Records start

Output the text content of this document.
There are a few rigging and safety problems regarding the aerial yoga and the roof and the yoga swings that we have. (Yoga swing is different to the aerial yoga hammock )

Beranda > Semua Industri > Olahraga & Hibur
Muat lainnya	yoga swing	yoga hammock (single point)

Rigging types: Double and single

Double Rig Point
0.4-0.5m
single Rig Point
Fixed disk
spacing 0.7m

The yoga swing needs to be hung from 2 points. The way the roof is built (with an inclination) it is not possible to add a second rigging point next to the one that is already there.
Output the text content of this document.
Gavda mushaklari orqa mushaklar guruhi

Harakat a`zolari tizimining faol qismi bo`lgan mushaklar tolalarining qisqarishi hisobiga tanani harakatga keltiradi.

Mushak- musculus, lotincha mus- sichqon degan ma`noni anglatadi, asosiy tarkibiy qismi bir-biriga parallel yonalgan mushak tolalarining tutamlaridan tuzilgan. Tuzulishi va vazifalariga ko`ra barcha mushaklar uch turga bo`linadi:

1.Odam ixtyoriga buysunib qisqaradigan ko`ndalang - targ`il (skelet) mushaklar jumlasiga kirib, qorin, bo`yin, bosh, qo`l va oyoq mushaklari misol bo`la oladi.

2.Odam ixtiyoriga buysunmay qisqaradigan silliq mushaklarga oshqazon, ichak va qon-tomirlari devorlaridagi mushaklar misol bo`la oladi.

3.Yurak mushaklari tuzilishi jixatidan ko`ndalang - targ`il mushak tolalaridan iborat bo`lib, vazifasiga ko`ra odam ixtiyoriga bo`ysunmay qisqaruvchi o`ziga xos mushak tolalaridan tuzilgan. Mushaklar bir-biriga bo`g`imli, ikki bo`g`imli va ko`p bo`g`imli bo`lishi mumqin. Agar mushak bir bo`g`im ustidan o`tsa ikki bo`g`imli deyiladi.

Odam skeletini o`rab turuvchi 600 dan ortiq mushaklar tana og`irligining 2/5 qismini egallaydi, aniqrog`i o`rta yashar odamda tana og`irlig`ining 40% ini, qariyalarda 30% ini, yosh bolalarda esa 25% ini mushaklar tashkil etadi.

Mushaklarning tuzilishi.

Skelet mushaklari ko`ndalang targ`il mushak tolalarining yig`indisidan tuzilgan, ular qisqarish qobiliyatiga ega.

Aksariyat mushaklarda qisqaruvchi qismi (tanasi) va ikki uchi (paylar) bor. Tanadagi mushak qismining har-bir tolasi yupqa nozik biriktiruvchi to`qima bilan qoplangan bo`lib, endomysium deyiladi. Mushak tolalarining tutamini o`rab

Records end

Task details:
Return all of the data exactly as it reads.

Task output:
Output the text content of this document.
There are a few rigging and safety problems regarding the aerial yoga and the roof and the yoga swings that we have. (Yoga swing is different to the aerial yoga hammock )

Beranda > Semua Industri > Olahraga & Hibur
Muat lainnya	yoga swing	yoga hammock (single point)

Rigging types: Double and single

Double Rig Point
0.4-0.5m
single Rig Point
Fixed disk
spacing 0.7m

The yoga swing needs to be hung from 2 points. The way the roof is built (with an inclination) it is not possible to add a second rigging point next to the one that is already there.
Output the text content of this document.
Gavda mushaklari orqa mushaklar guruhi

Harakat a`zolari tizimining faol qismi bo`lgan mushaklar tolalarining qisqarishi hisobiga tanani harakatga keltiradi.

Mushak- musculus, lotincha mus- sichqon degan ma`noni anglatadi, asosiy tarkibiy qismi bir-biriga parallel yonalgan mushak tolalarining tutamlaridan tuzilgan. Tuzulishi va vazifalariga ko`ra barcha mushaklar uch turga bo`linadi:

1.Odam ixtyoriga buysunib qisqaradigan ko`ndalang - targ`il (skelet) mushaklar jumlasiga kirib, qorin, bo`yin, bosh, qo`l va oyoq mushaklari misol bo`la oladi.

2.Odam ixtiyoriga buysunmay qisqaradigan silliq mushaklarga oshqazon, ichak va qon-tomirlari devorlaridagi mushaklar misol bo`la oladi.

3.Yurak mushaklari tuzilishi jixatidan ko`ndalang - targ`il mushak tolalaridan iborat bo`lib, vazifasiga ko`ra odam ixtiyoriga bo`ysunmay qisqaruvchi o`ziga xos mushak tolalaridan tuzilgan. Mushaklar bir-biriga bo`g`imli, ikki bo`g`imli va ko`p bo`g`imli bo`lishi mumqin. Agar mushak bir bo`g`im ustidan o`tsa ikki bo`g`imli deyiladi.

Odam skeletini o`rab turuvchi 600 dan ortiq mushaklar tana og`irligining 2/5 qismini egallaydi, aniqrog`i o`rta yashar odamda tana og`irlig`ining 40% ini, qariyalarda 30% ini, yosh bolalarda esa 25% ini mushaklar tashkil etadi.

Mushaklarning tuzilishi.

Skelet mushaklari ko`ndalang targ`il mushak tolalarining yig`indisidan tuzilgan, ular qisqarish qobiliyatiga ega.

Aksariyat mushaklarda qisqaruvchi qismi (tanasi) va ikki uchi (paylar) bor. Tanadagi mushak qismining har-bir tolasi yupqa nozik biriktiruvchi to`qima bilan qoplangan bo`lib, endomysium deyiladi. Mushak tolalarining tutamini o`rab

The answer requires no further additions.